Collection entries:
^^^^^^^^^^^^^^^^

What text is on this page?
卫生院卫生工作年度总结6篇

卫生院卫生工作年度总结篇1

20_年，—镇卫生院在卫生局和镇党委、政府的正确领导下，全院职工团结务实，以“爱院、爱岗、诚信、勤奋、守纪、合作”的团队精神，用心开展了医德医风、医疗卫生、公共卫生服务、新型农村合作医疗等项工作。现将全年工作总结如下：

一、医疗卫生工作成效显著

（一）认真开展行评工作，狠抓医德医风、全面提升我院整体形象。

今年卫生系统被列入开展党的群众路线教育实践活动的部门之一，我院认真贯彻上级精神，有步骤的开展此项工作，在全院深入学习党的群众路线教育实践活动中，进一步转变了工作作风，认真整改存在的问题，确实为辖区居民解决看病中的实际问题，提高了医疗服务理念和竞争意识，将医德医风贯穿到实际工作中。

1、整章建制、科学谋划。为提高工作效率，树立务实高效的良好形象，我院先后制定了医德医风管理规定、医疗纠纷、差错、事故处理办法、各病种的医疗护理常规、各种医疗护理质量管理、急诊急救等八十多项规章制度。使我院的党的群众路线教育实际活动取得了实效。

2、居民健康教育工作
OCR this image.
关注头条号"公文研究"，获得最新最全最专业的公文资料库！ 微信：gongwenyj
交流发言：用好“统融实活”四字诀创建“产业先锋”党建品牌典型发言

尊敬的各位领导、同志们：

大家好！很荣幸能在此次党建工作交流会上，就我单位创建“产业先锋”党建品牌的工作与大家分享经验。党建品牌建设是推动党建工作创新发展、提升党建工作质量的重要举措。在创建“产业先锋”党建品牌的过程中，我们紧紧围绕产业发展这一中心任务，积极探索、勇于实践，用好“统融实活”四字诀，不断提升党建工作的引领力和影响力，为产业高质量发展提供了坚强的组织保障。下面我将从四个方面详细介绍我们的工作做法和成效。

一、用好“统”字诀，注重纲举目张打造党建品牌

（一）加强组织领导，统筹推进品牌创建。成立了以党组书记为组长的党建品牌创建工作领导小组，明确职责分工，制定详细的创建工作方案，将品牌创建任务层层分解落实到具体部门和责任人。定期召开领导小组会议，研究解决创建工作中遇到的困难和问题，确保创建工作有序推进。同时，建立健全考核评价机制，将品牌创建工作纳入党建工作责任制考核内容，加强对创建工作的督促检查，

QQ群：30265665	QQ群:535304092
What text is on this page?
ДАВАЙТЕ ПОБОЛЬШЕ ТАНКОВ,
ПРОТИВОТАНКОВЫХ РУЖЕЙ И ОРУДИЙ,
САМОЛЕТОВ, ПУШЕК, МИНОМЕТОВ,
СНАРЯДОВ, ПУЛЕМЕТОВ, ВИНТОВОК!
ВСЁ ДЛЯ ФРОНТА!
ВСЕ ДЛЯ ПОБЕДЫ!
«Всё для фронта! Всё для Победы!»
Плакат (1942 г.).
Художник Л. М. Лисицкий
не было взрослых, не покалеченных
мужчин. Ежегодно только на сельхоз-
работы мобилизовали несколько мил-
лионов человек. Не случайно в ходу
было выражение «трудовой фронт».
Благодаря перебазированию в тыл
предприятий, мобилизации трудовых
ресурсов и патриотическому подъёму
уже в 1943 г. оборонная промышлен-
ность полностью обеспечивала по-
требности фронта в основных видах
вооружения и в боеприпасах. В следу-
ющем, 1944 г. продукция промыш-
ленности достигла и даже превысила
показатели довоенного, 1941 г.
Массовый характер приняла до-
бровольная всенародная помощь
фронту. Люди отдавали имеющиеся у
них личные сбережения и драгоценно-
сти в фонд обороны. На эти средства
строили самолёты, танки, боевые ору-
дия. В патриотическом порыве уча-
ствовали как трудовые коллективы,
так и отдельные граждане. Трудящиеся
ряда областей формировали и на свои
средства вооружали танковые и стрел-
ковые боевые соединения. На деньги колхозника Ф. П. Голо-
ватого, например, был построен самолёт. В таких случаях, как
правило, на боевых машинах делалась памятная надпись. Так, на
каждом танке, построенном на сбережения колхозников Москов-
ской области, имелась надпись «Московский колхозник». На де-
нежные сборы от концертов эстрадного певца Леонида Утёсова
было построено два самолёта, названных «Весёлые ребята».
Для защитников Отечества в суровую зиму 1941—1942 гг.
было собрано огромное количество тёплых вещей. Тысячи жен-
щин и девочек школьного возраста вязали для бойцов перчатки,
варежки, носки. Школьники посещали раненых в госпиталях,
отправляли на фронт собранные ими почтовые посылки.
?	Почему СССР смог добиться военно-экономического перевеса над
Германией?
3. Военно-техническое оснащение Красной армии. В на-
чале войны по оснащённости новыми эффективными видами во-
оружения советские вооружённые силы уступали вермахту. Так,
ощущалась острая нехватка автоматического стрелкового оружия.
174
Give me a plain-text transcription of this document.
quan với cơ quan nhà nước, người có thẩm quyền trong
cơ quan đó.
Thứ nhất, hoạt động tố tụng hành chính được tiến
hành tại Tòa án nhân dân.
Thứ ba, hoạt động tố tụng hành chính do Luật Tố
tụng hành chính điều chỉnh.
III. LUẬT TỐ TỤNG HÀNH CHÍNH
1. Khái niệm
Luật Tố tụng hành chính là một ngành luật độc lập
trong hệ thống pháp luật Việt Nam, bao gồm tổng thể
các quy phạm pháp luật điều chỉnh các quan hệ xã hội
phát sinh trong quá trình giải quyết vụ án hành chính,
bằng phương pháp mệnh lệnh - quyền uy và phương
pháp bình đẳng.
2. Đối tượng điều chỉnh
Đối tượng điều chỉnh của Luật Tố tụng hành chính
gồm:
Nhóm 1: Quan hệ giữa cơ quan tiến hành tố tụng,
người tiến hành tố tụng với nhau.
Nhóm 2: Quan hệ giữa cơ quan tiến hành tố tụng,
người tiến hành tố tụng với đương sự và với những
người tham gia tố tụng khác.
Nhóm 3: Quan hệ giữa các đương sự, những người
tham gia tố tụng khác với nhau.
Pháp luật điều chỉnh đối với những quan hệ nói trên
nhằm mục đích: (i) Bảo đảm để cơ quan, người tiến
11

^^^^^^^^^^^^^^^^

**WHAT TO WORK ON**
Scan the material above and determine how many lines include the word "quyền"; report only the number.

**SOLUTION FOR THIS PROBLEM**
2